> _WHAT THE EXERCISE ASKS_
List each line of the data that holds the string "input", please.

===============

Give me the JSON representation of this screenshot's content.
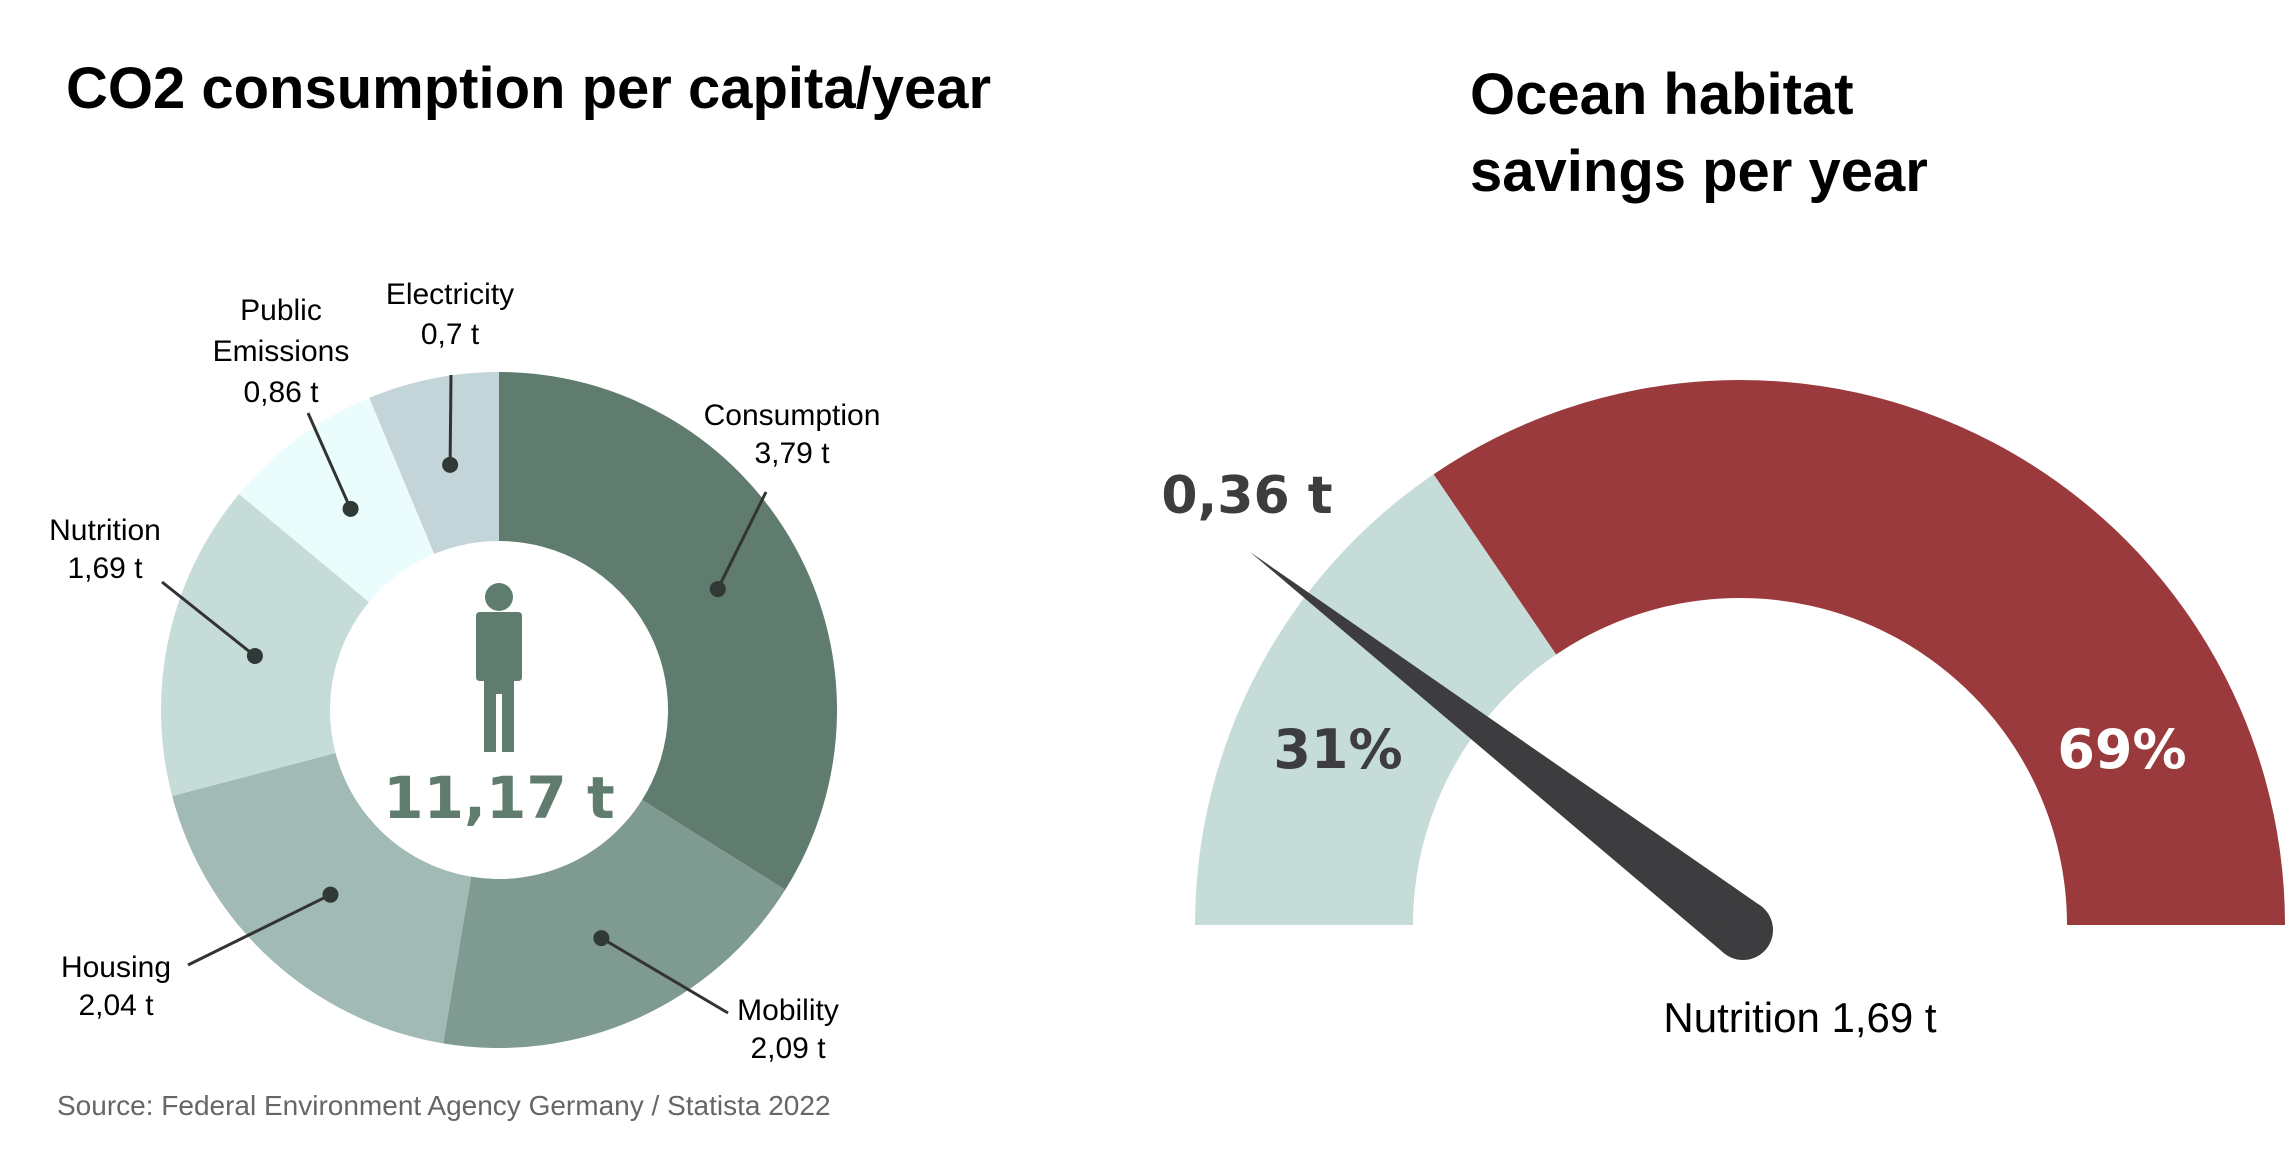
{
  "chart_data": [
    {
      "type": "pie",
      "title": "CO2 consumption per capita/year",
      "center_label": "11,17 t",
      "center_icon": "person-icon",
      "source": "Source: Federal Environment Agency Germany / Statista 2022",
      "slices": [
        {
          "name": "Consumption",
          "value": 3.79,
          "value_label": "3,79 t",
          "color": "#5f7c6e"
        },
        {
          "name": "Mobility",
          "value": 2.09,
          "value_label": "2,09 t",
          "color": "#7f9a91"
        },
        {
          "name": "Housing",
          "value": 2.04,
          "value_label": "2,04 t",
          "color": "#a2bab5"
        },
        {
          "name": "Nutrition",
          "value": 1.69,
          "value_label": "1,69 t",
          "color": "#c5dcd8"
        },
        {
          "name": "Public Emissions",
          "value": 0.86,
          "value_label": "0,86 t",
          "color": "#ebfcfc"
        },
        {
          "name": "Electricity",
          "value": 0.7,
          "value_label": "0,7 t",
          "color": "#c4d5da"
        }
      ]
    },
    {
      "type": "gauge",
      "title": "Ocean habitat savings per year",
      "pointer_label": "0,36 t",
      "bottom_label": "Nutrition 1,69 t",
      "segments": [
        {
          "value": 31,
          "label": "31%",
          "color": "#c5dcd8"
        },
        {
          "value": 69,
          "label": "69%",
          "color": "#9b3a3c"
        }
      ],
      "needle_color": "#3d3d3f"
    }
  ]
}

===============

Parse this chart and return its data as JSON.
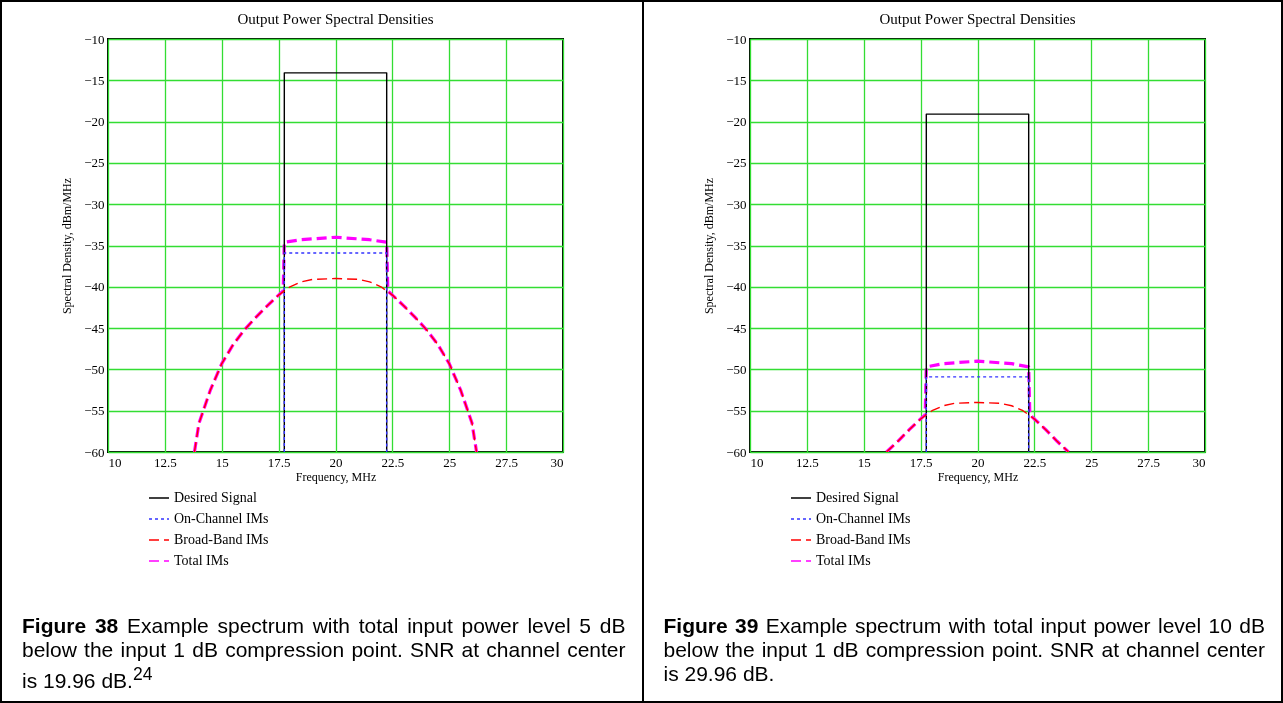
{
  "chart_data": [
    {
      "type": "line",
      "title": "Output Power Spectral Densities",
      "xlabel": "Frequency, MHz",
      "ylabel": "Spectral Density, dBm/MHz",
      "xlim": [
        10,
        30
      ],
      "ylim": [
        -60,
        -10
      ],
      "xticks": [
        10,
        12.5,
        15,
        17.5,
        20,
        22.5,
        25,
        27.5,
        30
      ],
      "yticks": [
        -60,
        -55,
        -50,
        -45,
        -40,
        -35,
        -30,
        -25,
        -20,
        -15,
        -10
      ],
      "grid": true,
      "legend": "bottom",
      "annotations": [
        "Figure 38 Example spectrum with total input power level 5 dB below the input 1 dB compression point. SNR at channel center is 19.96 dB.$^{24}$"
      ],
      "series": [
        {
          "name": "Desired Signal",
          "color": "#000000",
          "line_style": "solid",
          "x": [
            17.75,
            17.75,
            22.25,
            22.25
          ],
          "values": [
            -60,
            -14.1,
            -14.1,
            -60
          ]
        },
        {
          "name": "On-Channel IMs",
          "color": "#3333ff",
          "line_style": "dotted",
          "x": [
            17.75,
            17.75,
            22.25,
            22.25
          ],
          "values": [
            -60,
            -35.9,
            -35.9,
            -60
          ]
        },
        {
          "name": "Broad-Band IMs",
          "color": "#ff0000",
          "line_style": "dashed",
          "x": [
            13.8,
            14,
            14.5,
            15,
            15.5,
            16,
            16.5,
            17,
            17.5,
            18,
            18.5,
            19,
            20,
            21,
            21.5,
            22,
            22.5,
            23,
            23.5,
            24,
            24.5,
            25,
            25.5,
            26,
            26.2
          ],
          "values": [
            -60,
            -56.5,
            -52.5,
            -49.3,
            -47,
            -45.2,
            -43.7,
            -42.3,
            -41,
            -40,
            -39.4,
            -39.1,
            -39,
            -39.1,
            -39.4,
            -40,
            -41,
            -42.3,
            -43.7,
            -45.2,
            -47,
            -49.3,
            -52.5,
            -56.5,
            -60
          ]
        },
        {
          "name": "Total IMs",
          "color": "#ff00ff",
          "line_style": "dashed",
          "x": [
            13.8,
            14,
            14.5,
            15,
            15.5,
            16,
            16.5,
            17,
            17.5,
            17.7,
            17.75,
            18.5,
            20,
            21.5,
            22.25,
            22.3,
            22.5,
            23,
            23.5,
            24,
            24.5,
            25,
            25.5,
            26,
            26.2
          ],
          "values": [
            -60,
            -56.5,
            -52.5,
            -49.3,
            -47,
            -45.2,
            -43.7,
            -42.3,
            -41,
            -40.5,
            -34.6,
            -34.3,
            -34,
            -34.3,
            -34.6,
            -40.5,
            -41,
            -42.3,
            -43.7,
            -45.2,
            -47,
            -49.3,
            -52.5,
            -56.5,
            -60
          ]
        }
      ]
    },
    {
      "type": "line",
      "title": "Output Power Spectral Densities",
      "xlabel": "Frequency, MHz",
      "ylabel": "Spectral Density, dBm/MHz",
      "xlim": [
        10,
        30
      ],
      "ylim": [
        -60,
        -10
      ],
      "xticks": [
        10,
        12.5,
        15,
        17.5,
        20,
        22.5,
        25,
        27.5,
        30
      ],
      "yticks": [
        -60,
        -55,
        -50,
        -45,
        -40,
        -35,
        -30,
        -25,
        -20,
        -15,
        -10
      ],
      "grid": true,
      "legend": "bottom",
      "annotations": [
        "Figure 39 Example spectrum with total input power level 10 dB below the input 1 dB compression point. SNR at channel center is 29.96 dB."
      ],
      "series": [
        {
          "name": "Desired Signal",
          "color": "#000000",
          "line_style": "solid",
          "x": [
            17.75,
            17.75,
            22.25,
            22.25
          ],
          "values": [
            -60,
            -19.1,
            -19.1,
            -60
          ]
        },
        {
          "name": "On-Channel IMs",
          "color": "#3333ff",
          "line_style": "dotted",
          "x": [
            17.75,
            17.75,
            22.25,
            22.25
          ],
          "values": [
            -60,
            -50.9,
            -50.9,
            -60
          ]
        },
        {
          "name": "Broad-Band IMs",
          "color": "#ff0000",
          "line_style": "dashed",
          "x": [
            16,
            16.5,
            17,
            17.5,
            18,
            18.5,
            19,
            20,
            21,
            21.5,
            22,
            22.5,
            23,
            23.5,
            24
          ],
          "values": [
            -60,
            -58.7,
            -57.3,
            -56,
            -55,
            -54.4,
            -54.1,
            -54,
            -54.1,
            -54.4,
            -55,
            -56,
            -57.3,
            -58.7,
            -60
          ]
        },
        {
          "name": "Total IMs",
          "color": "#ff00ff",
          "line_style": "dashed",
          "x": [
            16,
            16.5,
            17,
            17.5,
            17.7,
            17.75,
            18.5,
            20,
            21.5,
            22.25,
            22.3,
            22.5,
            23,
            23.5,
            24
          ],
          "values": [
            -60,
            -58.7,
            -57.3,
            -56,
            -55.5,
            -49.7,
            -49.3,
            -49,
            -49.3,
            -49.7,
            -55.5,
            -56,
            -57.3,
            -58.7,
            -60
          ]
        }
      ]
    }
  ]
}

===============

> _RESPONSE_
        "Figure 38 Example spectrum with total input power level 5 dB below the input 1 dB compression point. SNR at channel center is 19.96 dB.$^{24}$"
        "Figure 39 Example spectrum with total input power level 10 dB below the input 1 dB compression point. SNR at channel center is 29.96 dB."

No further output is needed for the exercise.